Directive → Each entry that follows must be output without any deviation.

Entries provided →
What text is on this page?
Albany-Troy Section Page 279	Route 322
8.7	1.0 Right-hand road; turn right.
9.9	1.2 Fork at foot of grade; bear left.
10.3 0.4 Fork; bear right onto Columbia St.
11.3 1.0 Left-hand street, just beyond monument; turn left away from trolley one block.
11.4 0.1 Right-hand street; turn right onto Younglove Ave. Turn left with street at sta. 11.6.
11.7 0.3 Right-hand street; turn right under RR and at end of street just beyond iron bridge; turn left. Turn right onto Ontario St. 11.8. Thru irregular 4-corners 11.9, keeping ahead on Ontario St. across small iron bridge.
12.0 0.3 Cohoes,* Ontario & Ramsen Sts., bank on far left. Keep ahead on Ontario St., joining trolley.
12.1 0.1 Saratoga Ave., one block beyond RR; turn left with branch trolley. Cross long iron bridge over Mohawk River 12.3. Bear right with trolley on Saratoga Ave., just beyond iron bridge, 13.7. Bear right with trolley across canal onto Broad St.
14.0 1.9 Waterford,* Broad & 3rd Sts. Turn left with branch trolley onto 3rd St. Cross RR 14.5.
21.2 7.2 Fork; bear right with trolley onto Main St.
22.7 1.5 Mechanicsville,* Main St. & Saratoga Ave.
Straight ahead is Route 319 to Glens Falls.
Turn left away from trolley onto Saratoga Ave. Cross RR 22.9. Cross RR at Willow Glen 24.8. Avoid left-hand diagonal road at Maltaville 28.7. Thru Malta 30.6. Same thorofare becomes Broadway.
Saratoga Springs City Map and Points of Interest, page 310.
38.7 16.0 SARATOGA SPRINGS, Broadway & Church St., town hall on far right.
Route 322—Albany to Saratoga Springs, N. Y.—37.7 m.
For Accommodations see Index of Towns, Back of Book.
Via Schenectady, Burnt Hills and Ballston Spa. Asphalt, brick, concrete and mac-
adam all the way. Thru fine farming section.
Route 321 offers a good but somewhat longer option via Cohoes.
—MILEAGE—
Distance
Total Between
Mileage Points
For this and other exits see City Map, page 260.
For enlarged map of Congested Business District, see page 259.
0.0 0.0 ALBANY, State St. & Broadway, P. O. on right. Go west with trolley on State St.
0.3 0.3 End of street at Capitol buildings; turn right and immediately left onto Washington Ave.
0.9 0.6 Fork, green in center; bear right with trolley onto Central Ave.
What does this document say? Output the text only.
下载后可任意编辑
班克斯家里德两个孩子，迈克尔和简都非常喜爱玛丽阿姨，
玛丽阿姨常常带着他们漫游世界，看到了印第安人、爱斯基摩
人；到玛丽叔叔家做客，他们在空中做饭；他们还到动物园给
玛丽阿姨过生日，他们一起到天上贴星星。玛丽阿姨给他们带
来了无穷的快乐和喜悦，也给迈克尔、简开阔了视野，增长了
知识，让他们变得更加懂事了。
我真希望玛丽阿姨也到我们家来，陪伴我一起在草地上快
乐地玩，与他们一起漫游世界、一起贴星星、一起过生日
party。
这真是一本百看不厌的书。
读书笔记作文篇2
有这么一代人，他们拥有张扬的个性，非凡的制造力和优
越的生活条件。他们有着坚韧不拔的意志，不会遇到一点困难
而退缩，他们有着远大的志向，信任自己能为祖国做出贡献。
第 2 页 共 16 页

Task output →
What text is on this page?
Albany-Troy Section Page 279	Route 322
8.7	1.0 Right-hand road; turn right.
9.9	1.2 Fork at foot of grade; bear left.
10.3 0.4 Fork; bear right onto Columbia St.
11.3 1.0 Left-hand street, just beyond monument; turn left away from trolley one block.
11.4 0.1 Right-hand street; turn right onto Younglove Ave. Turn left with street at sta. 11.6.
11.7 0.3 Right-hand street; turn right under RR and at end of street just beyond iron bridge; turn left. Turn right onto Ontario St. 11.8. Thru irregular 4-corners 11.9, keeping ahead on Ontario St. across small iron bridge.
12.0 0.3 Cohoes,* Ontario & Ramsen Sts., bank on far left. Keep ahead on Ontario St., joining trolley.
12.1 0.1 Saratoga Ave., one block beyond RR; turn left with branch trolley. Cross long iron bridge over Mohawk River 12.3. Bear right with trolley on Saratoga Ave., just beyond iron bridge, 13.7. Bear right with trolley across canal onto Broad St.
14.0 1.9 Waterford,* Broad & 3rd Sts. Turn left with branch trolley onto 3rd St. Cross RR 14.5.
21.2 7.2 Fork; bear right with trolley onto Main St.
22.7 1.5 Mechanicsville,* Main St. & Saratoga Ave.
Straight ahead is Route 319 to Glens Falls.
Turn left away from trolley onto Saratoga Ave. Cross RR 22.9. Cross RR at Willow Glen 24.8. Avoid left-hand diagonal road at Maltaville 28.7. Thru Malta 30.6. Same thorofare becomes Broadway.
Saratoga Springs City Map and Points of Interest, page 310.
38.7 16.0 SARATOGA SPRINGS, Broadway & Church St., town hall on far right.
Route 322—Albany to Saratoga Springs, N. Y.—37.7 m.
For Accommodations see Index of Towns, Back of Book.
Via Schenectady, Burnt Hills and Ballston Spa. Asphalt, brick, concrete and mac-
adam all the way. Thru fine farming section.
Route 321 offers a good but somewhat longer option via Cohoes.
—MILEAGE—
Distance
Total Between
Mileage Points
For this and other exits see City Map, page 260.
For enlarged map of Congested Business District, see page 259.
0.0 0.0 ALBANY, State St. & Broadway, P. O. on right. Go west with trolley on State St.
0.3 0.3 End of street at Capitol buildings; turn right and immediately left onto Washington Ave.
0.9 0.6 Fork, green in center; bear right with trolley onto Central Ave.
What does this document say? Output the text only.
下载后可任意编辑
班克斯家里德两个孩子，迈克尔和简都非常喜爱玛丽阿姨，
玛丽阿姨常常带着他们漫游世界，看到了印第安人、爱斯基摩
人；到玛丽叔叔家做客，他们在空中做饭；他们还到动物园给
玛丽阿姨过生日，他们一起到天上贴星星。玛丽阿姨给他们带
来了无穷的快乐和喜悦，也给迈克尔、简开阔了视野，增长了
知识，让他们变得更加懂事了。
我真希望玛丽阿姨也到我们家来，陪伴我一起在草地上快
乐地玩，与他们一起漫游世界、一起贴星星、一起过生日
party。
这真是一本百看不厌的书。
读书笔记作文篇2
有这么一代人，他们拥有张扬的个性，非凡的制造力和优
越的生活条件。他们有着坚韧不拔的意志，不会遇到一点困难
而退缩，他们有着远大的志向，信任自己能为祖国做出贡献。
第 2 页 共 16 页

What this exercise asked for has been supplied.